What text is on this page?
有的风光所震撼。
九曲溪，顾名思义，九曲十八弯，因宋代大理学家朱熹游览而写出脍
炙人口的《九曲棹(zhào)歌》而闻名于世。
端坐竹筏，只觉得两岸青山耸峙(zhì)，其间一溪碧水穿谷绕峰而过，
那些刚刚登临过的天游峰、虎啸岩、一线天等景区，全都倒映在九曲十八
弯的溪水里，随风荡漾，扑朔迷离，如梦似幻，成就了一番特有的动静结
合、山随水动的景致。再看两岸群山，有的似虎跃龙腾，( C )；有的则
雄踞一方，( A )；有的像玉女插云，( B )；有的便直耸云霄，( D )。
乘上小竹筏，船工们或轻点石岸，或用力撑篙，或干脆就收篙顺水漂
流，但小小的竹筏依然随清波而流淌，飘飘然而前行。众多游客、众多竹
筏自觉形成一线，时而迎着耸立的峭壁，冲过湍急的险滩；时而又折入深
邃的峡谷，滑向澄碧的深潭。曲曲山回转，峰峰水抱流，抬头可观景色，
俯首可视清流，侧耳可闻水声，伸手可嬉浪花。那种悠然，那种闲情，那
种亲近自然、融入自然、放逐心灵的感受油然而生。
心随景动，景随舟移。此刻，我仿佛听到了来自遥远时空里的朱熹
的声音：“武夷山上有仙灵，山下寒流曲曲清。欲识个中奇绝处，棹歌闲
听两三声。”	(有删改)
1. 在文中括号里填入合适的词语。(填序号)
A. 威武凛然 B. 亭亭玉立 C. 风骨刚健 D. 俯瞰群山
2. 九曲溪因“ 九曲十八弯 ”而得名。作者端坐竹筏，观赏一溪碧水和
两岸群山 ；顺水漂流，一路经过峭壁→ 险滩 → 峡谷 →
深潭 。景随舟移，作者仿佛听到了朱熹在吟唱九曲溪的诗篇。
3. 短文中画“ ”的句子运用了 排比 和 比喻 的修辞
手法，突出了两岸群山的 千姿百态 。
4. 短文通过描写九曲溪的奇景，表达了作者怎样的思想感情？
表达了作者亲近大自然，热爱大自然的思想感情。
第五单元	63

☆ ☆ ☆ ☆ ☆ ☆ ☆

=== DIRECTIONS FOR THIS TASK ===
Return each line with "景随舟移".

=== FULL RESPONSE ===
心随景动，景随舟移。此刻，我仿佛听到了来自遥远时空里的朱熹
深潭 。景随舟移，作者仿佛听到了朱熹在吟唱九曲溪的诗篇。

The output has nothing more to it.